- Dataset items:
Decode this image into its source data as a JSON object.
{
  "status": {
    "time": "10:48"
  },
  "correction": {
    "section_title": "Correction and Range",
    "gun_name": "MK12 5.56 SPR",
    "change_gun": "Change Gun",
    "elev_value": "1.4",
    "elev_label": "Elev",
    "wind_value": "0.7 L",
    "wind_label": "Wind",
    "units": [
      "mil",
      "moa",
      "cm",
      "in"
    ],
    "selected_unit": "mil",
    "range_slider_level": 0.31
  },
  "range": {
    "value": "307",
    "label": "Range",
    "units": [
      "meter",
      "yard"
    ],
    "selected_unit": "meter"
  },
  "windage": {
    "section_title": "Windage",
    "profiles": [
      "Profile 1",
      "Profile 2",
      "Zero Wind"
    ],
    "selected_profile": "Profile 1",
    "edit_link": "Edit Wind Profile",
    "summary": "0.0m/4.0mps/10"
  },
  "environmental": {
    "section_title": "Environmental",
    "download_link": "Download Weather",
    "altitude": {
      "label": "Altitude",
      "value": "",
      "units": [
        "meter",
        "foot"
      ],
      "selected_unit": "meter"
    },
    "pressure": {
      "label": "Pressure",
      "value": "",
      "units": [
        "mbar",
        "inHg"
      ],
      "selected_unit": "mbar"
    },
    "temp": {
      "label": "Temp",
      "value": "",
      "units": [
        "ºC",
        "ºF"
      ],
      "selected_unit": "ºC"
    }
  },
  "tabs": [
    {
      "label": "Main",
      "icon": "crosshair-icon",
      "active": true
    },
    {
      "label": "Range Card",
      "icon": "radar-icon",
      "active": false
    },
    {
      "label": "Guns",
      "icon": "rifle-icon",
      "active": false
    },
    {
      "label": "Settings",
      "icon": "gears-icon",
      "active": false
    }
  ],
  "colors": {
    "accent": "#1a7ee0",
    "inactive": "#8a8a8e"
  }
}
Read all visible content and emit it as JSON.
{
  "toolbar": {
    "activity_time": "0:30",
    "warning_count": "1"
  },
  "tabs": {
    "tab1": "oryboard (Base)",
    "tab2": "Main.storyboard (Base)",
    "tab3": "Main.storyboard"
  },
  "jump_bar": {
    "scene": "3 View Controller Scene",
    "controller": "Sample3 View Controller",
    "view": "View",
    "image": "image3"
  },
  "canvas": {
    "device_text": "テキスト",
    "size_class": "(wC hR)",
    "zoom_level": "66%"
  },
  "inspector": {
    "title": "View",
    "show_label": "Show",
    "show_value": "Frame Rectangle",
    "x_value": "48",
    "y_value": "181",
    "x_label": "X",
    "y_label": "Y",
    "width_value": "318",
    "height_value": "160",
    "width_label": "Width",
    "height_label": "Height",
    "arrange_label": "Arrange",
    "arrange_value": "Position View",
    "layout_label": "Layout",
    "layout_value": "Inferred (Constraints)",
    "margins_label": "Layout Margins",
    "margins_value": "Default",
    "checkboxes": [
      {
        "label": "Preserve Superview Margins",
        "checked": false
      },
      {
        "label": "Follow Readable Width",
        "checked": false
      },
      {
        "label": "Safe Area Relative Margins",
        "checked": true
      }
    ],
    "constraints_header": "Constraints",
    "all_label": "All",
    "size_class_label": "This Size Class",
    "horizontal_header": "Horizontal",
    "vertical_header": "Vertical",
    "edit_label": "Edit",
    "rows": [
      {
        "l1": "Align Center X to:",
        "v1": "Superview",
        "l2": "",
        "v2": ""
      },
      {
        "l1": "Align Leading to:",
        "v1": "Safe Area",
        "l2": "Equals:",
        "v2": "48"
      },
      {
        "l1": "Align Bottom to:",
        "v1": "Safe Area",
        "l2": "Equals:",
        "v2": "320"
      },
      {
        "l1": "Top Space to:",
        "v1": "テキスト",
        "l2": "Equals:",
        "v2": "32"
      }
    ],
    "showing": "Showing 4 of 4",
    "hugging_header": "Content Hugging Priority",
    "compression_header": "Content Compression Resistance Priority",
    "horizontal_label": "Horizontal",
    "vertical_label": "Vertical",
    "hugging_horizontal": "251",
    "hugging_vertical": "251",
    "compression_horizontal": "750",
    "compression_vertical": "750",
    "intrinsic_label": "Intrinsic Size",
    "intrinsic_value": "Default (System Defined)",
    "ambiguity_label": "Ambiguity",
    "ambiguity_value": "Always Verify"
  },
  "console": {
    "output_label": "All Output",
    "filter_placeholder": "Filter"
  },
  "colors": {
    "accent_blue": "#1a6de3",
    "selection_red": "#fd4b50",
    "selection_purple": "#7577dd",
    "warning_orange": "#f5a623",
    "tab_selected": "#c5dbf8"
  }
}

- TASK STATEMENT: Copy out the full set of records precisely, leaving nothing out.

- CORRECT RESPONSE:
Decode this image into its source data as a JSON object.
{
  "status": {
    "time": "10:48"
  },
  "correction": {
    "section_title": "Correction and Range",
    "gun_name": "MK12 5.56 SPR",
    "change_gun": "Change Gun",
    "elev_value": "1.4",
    "elev_label": "Elev",
    "wind_value": "0.7 L",
    "wind_label": "Wind",
    "units": [
      "mil",
      "moa",
      "cm",
      "in"
    ],
    "selected_unit": "mil",
    "range_slider_level": 0.31
  },
  "range": {
    "value": "307",
    "label": "Range",
    "units": [
      "meter",
      "yard"
    ],
    "selected_unit": "meter"
  },
  "windage": {
    "section_title": "Windage",
    "profiles": [
      "Profile 1",
      "Profile 2",
      "Zero Wind"
    ],
    "selected_profile": "Profile 1",
    "edit_link": "Edit Wind Profile",
    "summary": "0.0m/4.0mps/10"
  },
  "environmental": {
    "section_title": "Environmental",
    "download_link": "Download Weather",
    "altitude": {
      "label": "Altitude",
      "value": "",
      "units": [
        "meter",
        "foot"
      ],
      "selected_unit": "meter"
    },
    "pressure": {
      "label": "Pressure",
      "value": "",
      "units": [
        "mbar",
        "inHg"
      ],
      "selected_unit": "mbar"
    },
    "temp": {
      "label": "Temp",
      "value": "",
      "units": [
        "ºC",
        "ºF"
      ],
      "selected_unit": "ºC"
    }
  },
  "tabs": [
    {
      "label": "Main",
      "icon": "crosshair-icon",
      "active": true
    },
    {
      "label": "Range Card",
      "icon": "radar-icon",
      "active": false
    },
    {
      "label": "Guns",
      "icon": "rifle-icon",
      "active": false
    },
    {
      "label": "Settings",
      "icon": "gears-icon",
      "active": false
    }
  ],
  "colors": {
    "accent": "#1a7ee0",
    "inactive": "#8a8a8e"
  }
}
Read all visible content and emit it as JSON.
{
  "toolbar": {
    "activity_time": "0:30",
    "warning_count": "1"
  },
  "tabs": {
    "tab1": "oryboard (Base)",
    "tab2": "Main.storyboard (Base)",
    "tab3": "Main.storyboard"
  },
  "jump_bar": {
    "scene": "3 View Controller Scene",
    "controller": "Sample3 View Controller",
    "view": "View",
    "image": "image3"
  },
  "canvas": {
    "device_text": "テキスト",
    "size_class": "(wC hR)",
    "zoom_level": "66%"
  },
  "inspector": {
    "title": "View",
    "show_label": "Show",
    "show_value": "Frame Rectangle",
    "x_value": "48",
    "y_value": "181",
    "x_label": "X",
    "y_label": "Y",
    "width_value": "318",
    "height_value": "160",
    "width_label": "Width",
    "height_label": "Height",
    "arrange_label": "Arrange",
    "arrange_value": "Position View",
    "layout_label": "Layout",
    "layout_value": "Inferred (Constraints)",
    "margins_label": "Layout Margins",
    "margins_value": "Default",
    "checkboxes": [
      {
        "label": "Preserve Superview Margins",
        "checked": false
      },
      {
        "label": "Follow Readable Width",
        "checked": false
      },
      {
        "label": "Safe Area Relative Margins",
        "checked": true
      }
    ],
    "constraints_header": "Constraints",
    "all_label": "All",
    "size_class_label": "This Size Class",
    "horizontal_header": "Horizontal",
    "vertical_header": "Vertical",
    "edit_label": "Edit",
    "rows": [
      {
        "l1": "Align Center X to:",
        "v1": "Superview",
        "l2": "",
        "v2": ""
      },
      {
        "l1": "Align Leading to:",
        "v1": "Safe Area",
        "l2": "Equals:",
        "v2": "48"
      },
      {
        "l1": "Align Bottom to:",
        "v1": "Safe Area",
        "l2": "Equals:",
        "v2": "320"
      },
      {
        "l1": "Top Space to:",
        "v1": "テキスト",
        "l2": "Equals:",
        "v2": "32"
      }
    ],
    "showing": "Showing 4 of 4",
    "hugging_header": "Content Hugging Priority",
    "compression_header": "Content Compression Resistance Priority",
    "horizontal_label": "Horizontal",
    "vertical_label": "Vertical",
    "hugging_horizontal": "251",
    "hugging_vertical": "251",
    "compression_horizontal": "750",
    "compression_vertical": "750",
    "intrinsic_label": "Intrinsic Size",
    "intrinsic_value": "Default (System Defined)",
    "ambiguity_label": "Ambiguity",
    "ambiguity_value": "Always Verify"
  },
  "console": {
    "output_label": "All Output",
    "filter_placeholder": "Filter"
  },
  "colors": {
    "accent_blue": "#1a6de3",
    "selection_red": "#fd4b50",
    "selection_purple": "#7577dd",
    "warning_orange": "#f5a623",
    "tab_selected": "#c5dbf8"
  }
}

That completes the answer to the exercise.